» **Extracted records**
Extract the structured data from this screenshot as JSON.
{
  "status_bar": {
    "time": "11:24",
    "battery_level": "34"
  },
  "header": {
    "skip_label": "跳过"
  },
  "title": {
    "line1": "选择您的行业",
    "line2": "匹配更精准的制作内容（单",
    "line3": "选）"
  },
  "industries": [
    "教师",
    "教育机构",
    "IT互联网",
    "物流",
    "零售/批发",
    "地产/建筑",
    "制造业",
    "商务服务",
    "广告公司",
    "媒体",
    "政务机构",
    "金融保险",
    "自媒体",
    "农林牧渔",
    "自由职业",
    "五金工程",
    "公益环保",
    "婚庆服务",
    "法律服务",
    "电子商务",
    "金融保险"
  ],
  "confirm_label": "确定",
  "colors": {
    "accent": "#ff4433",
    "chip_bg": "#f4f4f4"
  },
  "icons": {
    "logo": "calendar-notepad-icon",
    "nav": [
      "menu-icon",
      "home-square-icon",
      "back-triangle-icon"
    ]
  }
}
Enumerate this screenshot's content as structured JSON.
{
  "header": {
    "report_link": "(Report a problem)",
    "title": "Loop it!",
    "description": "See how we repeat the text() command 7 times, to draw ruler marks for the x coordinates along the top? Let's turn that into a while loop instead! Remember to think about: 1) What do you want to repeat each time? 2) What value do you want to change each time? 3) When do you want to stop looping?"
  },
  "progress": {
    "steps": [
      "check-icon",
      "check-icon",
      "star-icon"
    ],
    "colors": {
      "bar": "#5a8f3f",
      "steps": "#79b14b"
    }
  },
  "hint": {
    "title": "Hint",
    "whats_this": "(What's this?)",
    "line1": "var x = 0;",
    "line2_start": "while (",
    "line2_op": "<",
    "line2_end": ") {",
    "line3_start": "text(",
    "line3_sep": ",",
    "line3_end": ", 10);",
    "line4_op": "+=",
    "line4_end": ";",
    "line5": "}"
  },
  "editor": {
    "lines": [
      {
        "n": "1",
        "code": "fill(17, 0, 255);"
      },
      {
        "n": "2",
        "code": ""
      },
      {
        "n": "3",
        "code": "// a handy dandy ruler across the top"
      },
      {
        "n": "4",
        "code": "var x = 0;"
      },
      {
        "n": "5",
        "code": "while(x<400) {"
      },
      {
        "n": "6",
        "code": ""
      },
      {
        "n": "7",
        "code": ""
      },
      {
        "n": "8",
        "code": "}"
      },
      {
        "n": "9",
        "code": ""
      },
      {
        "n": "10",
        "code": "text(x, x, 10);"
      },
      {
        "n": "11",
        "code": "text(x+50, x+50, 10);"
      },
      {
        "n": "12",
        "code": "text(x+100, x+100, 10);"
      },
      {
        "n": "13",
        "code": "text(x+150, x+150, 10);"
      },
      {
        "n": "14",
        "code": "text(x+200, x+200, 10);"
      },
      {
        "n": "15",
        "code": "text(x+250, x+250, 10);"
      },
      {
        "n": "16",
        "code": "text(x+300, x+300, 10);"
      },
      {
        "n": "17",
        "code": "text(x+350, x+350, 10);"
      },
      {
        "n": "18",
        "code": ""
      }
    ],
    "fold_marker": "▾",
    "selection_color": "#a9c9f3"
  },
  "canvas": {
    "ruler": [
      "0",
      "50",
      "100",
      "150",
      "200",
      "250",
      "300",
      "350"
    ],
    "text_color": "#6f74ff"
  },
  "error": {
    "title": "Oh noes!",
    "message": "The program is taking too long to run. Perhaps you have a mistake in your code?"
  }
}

» **Exercise prompt**
Identify the lines that hold the word "title". Copy every one of them.

» **Complete answer**
  "title": {
    "title": "Loop it!",
    "title": "Hint",
    "title": "Oh noes!",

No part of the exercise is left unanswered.